Please express the material below as a JSON list of strings, one string for each line, and leave out any blank lines.

[Element box annotations]
==========

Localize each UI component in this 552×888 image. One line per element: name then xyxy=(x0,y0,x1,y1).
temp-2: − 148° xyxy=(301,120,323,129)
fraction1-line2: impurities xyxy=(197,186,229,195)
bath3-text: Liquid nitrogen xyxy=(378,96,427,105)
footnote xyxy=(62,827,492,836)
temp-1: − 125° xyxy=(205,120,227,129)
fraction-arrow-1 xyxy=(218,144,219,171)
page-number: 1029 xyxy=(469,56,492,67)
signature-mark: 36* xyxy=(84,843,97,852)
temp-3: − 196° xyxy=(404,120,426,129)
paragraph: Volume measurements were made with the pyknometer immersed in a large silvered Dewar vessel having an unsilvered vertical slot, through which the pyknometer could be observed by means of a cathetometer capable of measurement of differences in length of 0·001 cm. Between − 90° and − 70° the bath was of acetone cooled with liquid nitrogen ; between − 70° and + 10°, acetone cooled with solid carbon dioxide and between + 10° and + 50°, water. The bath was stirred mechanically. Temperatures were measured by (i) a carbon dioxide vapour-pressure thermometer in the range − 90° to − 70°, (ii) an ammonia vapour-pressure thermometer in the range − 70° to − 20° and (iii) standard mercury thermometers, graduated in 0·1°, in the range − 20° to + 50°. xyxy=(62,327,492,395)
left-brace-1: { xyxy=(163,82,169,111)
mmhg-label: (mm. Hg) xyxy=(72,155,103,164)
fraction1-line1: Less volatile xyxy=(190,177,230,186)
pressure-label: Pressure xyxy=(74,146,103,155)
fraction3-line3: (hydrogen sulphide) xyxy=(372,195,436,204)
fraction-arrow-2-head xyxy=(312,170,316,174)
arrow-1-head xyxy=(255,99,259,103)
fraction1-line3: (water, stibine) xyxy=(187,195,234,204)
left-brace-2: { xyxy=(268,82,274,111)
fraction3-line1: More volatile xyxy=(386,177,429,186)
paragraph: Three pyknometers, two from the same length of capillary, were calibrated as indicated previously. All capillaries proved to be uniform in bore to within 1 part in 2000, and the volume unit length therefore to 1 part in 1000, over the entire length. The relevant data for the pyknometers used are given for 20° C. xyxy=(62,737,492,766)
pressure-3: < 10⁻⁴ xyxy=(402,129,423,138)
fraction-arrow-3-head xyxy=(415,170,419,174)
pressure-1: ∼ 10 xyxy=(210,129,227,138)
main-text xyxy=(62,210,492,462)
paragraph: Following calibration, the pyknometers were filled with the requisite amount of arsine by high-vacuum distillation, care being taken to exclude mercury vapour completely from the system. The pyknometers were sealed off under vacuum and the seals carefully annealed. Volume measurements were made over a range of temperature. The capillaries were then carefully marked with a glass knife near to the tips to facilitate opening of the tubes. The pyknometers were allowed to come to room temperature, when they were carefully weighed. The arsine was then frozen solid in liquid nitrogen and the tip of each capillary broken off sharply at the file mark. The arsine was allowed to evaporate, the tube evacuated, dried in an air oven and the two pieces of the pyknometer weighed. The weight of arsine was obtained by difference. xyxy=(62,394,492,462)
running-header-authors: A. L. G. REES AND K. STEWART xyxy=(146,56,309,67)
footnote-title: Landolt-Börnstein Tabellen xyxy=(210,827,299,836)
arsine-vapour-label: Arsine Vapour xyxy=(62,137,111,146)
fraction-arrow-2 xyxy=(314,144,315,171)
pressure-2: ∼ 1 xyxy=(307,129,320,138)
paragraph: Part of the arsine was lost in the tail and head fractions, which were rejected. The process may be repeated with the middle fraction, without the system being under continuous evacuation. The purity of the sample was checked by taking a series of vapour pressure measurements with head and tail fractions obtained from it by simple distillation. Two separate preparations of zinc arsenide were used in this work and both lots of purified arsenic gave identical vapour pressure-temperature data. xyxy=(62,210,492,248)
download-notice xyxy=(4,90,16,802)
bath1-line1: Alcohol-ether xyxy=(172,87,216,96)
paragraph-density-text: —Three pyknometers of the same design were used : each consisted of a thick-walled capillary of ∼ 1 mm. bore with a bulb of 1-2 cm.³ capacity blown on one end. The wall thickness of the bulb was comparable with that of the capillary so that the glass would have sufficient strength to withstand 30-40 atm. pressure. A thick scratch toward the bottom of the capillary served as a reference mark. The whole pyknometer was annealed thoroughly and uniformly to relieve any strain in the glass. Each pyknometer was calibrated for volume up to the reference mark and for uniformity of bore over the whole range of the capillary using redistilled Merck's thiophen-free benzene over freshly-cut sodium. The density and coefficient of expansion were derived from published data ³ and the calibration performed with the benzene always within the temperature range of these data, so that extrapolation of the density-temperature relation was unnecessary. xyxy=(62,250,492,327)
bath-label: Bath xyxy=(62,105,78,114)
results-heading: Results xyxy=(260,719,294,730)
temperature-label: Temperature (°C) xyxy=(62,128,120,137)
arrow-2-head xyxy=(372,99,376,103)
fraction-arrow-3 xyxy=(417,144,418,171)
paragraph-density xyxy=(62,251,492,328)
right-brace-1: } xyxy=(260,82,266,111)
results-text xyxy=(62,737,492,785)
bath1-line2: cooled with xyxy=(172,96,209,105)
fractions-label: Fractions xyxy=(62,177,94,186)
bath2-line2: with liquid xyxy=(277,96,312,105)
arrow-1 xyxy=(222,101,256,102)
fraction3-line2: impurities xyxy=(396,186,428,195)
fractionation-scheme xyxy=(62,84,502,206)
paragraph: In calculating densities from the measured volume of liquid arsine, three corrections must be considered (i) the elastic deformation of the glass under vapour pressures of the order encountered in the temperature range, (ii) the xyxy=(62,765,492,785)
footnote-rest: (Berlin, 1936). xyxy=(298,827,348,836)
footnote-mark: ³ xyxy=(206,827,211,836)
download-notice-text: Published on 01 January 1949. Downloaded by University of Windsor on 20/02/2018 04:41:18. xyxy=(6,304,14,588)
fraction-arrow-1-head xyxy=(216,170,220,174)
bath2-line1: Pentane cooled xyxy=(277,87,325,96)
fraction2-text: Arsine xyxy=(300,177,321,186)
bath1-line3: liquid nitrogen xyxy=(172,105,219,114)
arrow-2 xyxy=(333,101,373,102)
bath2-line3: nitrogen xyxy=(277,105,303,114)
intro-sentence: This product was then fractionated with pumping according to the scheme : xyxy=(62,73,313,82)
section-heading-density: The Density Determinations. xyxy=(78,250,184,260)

==========

Response below:
[
  "Localize each UI component in this 552×888 image. One line per element: name then xyxy=(x0,y0,x1,y1).",
  "temp-2: − 148° xyxy=(301,120,323,129)",
  "fraction1-line2: impurities xyxy=(197,186,229,195)",
  "bath3-text: Liquid nitrogen xyxy=(378,96,427,105)",
  "footnote xyxy=(62,827,492,836)",
  "temp-1: − 125° xyxy=(205,120,227,129)",
  "fraction-arrow-1 xyxy=(218,144,219,171)",
  "page-number: 1029 xyxy=(469,56,492,67)",
  "signature-mark: 36* xyxy=(84,843,97,852)",
  "temp-3: − 196° xyxy=(404,120,426,129)",
  "paragraph: Volume measurements were made with the pyknometer immersed in a large silvered Dewar vessel having an unsilvered vertical slot, through which the pyknometer could be observed by means of a cathetometer capable of measurement of differences in length of 0·001 cm. Between − 90° and − 70° the bath was of acetone cooled with liquid nitrogen ; between − 70° and + 10°, acetone cooled with solid carbon dioxide and between + 10° and + 50°, water. The bath was stirred mechanically. Temperatures were measured by (i) a carbon dioxide vapour-pressure thermometer in the range − 90° to − 70°, (ii) an ammonia vapour-pressure thermometer in the range − 70° to − 20° and (iii) standard mercury thermometers, graduated in 0·1°, in the range − 20° to + 50°. xyxy=(62,327,492,395)",
  "left-brace-1: { xyxy=(163,82,169,111)",
  "mmhg-label: (mm. Hg) xyxy=(72,155,103,164)",
  "fraction1-line1: Less volatile xyxy=(190,177,230,186)",
  "pressure-label: Pressure xyxy=(74,146,103,155)",
  "fraction3-line3: (hydrogen sulphide) xyxy=(372,195,436,204)",
  "fraction-arrow-2-head xyxy=(312,170,316,174)",
  "arrow-1-head xyxy=(255,99,259,103)",
  "fraction1-line3: (water, stibine) xyxy=(187,195,234,204)",
  "left-brace-2: { xyxy=(268,82,274,111)",
  "fraction3-line1: More volatile xyxy=(386,177,429,186)",
  "paragraph: Three pyknometers, two from the same length of capillary, were calibrated as indicated previously. All capillaries proved to be uniform in bore to within 1 part in 2000, and the volume unit length therefore to 1 part in 1000, over the entire length. The relevant data for the pyknometers used are given for 20° C. xyxy=(62,737,492,766)",
  "pressure-3: < 10⁻⁴ xyxy=(402,129,423,138)",
  "fraction-arrow-3-head xyxy=(415,170,419,174)",
  "pressure-1: ∼ 10 xyxy=(210,129,227,138)",
  "main-text xyxy=(62,210,492,462)",
  "paragraph: Following calibration, the pyknometers were filled with the requisite amount of arsine by high-vacuum distillation, care being taken to exclude mercury vapour completely from the system. The pyknometers were sealed off under vacuum and the seals carefully annealed. Volume measurements were made over a range of temperature. The capillaries were then carefully marked with a glass knife near to the tips to facilitate opening of the tubes. The pyknometers were allowed to come to room temperature, when they were carefully weighed. The arsine was then frozen solid in liquid nitrogen and the tip of each capillary broken off sharply at the file mark. The arsine was allowed to evaporate, the tube evacuated, dried in an air oven and the two pieces of the pyknometer weighed. The weight of arsine was obtained by difference. xyxy=(62,394,492,462)",
  "running-header-authors: A. L. G. REES AND K. STEWART xyxy=(146,56,309,67)",
  "footnote-title: Landolt-Börnstein Tabellen xyxy=(210,827,299,836)",
  "arsine-vapour-label: Arsine Vapour xyxy=(62,137,111,146)",
  "fraction-arrow-2 xyxy=(314,144,315,171)",
  "pressure-2: ∼ 1 xyxy=(307,129,320,138)",
  "paragraph: Part of the arsine was lost in the tail and head fractions, which were rejected. The process may be repeated with the middle fraction, without the system being under continuous evacuation. The purity of the sample was checked by taking a series of vapour pressure measurements with head and tail fractions obtained from it by simple distillation. Two separate preparations of zinc arsenide were used in this work and both lots of purified arsenic gave identical vapour pressure-temperature data. xyxy=(62,210,492,248)",
  "download-notice xyxy=(4,90,16,802)",
  "bath1-line1: Alcohol-ether xyxy=(172,87,216,96)",
  "paragraph-density-text: —Three pyknometers of the same design were used : each consisted of a thick-walled capillary of ∼ 1 mm. bore with a bulb of 1-2 cm.³ capacity blown on one end. The wall thickness of the bulb was comparable with that of the capillary so that the glass would have sufficient strength to withstand 30-40 atm. pressure. A thick scratch toward the bottom of the capillary served as a reference mark. The whole pyknometer was annealed thoroughly and uniformly to relieve any strain in the glass. Each pyknometer was calibrated for volume up to the reference mark and for uniformity of bore over the whole range of the capillary using redistilled Merck's thiophen-free benzene over freshly-cut sodium. The density and coefficient of expansion were derived from published data ³ and the calibration performed with the benzene always within the temperature range of these data, so that extrapolation of the density-temperature relation was unnecessary. xyxy=(62,250,492,327)",
  "bath-label: Bath xyxy=(62,105,78,114)",
  "results-heading: Results xyxy=(260,719,294,730)",
  "temperature-label: Temperature (°C) xyxy=(62,128,120,137)",
  "arrow-2-head xyxy=(372,99,376,103)",
  "fraction-arrow-3 xyxy=(417,144,418,171)",
  "paragraph-density xyxy=(62,251,492,328)",
  "right-brace-1: } xyxy=(260,82,266,111)",
  "results-text xyxy=(62,737,492,785)",
  "bath1-line2: cooled with xyxy=(172,96,209,105)",
  "fractions-label: Fractions xyxy=(62,177,94,186)",
  "bath2-line2: with liquid xyxy=(277,96,312,105)",
  "arrow-1 xyxy=(222,101,256,102)",
  "fraction3-line2: impurities xyxy=(396,186,428,195)",
  "fractionation-scheme xyxy=(62,84,502,206)",
  "paragraph: In calculating densities from the measured volume of liquid arsine, three corrections must be considered (i) the elastic deformation of the glass under vapour pressures of the order encountered in the temperature range, (ii) the xyxy=(62,765,492,785)",
  "footnote-rest: (Berlin, 1936). xyxy=(298,827,348,836)",
  "footnote-mark: ³ xyxy=(206,827,211,836)",
  "download-notice-text: Published on 01 January 1949. Downloaded by University of Windsor on 20/02/2018 04:41:18. xyxy=(6,304,14,588)",
  "fraction-arrow-1-head xyxy=(216,170,220,174)",
  "bath2-line1: Pentane cooled xyxy=(277,87,325,96)",
  "fraction2-text: Arsine xyxy=(300,177,321,186)",
  "bath1-line3: liquid nitrogen xyxy=(172,105,219,114)",
  "arrow-2 xyxy=(333,101,373,102)",
  "bath2-line3: nitrogen xyxy=(277,105,303,114)",
  "intro-sentence: This product was then fractionated with pumping according to the scheme : xyxy=(62,73,313,82)",
  "section-heading-density: The Density Determinations. xyxy=(78,250,184,260)"
]